* Begin MATERIAL *

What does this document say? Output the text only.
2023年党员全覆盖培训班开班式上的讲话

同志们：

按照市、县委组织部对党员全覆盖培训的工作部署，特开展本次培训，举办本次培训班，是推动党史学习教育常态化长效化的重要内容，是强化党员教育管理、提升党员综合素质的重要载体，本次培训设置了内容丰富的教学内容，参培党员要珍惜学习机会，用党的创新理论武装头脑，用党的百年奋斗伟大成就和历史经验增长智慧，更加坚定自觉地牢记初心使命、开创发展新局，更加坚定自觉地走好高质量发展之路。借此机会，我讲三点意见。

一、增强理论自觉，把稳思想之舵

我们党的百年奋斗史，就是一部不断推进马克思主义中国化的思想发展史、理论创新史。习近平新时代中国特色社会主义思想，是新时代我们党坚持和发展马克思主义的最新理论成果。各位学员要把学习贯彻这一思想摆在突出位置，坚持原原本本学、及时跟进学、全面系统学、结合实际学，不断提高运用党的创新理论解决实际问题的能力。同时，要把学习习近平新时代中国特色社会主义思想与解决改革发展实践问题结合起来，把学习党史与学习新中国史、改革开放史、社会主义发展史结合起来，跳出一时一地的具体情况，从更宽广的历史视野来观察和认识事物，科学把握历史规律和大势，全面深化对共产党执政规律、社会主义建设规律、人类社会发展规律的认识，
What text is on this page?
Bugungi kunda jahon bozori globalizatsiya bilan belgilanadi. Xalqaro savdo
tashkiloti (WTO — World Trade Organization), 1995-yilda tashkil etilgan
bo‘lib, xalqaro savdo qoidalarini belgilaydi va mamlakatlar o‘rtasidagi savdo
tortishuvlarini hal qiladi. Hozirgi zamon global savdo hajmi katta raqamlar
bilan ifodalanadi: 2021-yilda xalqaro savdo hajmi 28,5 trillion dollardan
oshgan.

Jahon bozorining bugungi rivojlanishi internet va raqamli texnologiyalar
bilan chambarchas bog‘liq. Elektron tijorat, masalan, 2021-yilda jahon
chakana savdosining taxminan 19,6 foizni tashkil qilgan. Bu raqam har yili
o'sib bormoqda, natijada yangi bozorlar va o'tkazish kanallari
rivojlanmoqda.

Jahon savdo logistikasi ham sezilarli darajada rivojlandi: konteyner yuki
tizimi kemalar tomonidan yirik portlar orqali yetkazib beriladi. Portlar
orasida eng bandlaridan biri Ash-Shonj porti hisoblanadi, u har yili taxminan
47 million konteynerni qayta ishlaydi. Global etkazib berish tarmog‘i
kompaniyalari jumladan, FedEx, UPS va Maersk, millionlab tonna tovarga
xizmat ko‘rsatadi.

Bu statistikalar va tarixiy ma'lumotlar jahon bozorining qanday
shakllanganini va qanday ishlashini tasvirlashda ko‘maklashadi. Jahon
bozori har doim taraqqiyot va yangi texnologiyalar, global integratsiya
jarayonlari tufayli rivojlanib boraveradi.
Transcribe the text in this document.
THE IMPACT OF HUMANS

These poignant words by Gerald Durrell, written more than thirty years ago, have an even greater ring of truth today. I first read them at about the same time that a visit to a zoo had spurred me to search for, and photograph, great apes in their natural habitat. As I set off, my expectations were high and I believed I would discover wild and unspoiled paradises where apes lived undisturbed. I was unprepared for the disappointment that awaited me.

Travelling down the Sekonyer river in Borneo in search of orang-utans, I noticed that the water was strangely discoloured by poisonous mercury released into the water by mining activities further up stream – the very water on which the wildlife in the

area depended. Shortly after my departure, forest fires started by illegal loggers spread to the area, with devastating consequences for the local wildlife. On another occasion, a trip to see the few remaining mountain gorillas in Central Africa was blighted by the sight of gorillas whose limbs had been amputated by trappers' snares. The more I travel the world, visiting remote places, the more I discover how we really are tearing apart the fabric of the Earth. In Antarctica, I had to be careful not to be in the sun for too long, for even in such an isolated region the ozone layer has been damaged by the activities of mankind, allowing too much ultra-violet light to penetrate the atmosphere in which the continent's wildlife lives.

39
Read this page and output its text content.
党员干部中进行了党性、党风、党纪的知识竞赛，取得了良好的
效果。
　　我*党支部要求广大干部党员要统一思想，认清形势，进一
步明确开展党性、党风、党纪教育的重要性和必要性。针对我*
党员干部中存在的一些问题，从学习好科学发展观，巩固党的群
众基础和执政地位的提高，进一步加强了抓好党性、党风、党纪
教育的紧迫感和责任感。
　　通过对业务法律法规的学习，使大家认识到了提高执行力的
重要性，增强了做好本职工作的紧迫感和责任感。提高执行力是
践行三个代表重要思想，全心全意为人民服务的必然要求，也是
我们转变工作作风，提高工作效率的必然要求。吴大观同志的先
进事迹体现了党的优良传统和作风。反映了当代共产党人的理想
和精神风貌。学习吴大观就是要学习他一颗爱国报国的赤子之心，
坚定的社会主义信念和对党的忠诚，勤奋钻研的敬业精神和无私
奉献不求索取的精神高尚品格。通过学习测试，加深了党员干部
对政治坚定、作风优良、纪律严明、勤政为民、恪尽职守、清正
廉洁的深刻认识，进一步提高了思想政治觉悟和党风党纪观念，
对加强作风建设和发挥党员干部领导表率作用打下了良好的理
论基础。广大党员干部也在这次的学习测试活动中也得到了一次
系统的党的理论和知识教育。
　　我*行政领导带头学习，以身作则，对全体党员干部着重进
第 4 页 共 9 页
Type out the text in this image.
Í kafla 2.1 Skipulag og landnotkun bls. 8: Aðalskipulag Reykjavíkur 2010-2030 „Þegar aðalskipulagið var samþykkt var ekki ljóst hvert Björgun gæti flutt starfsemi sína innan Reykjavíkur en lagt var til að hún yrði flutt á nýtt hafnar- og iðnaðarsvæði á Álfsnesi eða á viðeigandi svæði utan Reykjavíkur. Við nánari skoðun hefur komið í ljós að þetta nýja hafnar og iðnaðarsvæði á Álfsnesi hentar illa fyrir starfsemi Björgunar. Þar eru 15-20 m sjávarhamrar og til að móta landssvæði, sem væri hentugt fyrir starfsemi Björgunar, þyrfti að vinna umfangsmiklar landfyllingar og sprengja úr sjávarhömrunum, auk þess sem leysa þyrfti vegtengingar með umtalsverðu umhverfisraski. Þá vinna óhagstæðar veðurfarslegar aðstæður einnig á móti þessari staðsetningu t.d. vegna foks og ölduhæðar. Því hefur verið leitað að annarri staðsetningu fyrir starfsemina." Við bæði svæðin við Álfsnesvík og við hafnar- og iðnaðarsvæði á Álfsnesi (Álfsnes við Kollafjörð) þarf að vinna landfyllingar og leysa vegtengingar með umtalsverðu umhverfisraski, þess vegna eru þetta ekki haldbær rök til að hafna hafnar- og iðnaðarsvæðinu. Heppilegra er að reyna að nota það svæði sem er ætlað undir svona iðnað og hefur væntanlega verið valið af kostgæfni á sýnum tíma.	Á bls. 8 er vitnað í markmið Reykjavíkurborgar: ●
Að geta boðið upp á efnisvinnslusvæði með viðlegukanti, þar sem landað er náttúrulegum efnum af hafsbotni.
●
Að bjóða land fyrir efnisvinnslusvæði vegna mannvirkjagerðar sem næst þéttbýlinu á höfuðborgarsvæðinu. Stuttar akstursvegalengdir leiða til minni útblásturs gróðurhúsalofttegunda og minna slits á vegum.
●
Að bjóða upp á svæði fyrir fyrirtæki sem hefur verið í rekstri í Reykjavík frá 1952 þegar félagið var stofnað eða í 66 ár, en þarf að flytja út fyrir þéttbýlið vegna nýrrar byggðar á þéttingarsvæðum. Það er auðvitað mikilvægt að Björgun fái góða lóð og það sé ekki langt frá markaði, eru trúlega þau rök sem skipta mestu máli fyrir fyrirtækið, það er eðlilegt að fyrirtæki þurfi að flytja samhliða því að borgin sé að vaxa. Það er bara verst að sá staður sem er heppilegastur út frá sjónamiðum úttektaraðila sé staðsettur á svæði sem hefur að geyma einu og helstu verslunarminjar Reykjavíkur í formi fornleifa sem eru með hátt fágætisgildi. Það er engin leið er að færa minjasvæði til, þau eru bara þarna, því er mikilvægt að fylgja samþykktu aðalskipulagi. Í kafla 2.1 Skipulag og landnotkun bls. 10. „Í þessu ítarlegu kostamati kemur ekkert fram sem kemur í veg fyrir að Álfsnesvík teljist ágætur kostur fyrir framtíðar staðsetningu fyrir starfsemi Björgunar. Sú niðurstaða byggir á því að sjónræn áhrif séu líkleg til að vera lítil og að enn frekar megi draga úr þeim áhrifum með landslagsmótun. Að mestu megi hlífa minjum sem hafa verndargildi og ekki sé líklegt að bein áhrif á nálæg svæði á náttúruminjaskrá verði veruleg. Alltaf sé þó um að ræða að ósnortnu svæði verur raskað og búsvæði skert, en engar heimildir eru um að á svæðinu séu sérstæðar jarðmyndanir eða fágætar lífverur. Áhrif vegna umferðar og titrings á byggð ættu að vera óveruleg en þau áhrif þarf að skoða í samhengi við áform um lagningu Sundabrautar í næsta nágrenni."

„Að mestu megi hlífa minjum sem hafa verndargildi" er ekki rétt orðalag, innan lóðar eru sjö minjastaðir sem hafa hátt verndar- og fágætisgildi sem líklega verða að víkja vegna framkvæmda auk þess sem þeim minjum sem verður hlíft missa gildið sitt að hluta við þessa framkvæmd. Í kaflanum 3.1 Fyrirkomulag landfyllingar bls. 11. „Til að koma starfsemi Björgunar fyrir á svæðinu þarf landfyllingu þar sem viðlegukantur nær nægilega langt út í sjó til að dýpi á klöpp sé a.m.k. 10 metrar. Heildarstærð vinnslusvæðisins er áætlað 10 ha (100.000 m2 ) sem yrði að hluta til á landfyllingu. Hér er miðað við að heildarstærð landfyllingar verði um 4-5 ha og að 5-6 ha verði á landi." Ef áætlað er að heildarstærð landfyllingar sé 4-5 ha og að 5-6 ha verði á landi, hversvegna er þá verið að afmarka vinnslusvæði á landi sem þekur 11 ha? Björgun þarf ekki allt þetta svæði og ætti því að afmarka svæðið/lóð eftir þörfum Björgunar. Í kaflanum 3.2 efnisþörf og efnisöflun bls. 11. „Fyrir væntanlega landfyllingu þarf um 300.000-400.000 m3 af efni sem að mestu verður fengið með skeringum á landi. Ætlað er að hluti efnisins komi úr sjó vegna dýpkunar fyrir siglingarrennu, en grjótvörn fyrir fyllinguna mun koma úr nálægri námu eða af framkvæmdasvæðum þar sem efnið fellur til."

* End MATERIAL *

STATED TASK: Pull out all lines from the entries above in which the word "text" appears.

SOLUTION FOR THIS TASK:
What does this document say? Output the text only.
What text is on this page?
Transcribe the text in this document.
Read this page and output its text content.
Type out the text in this image.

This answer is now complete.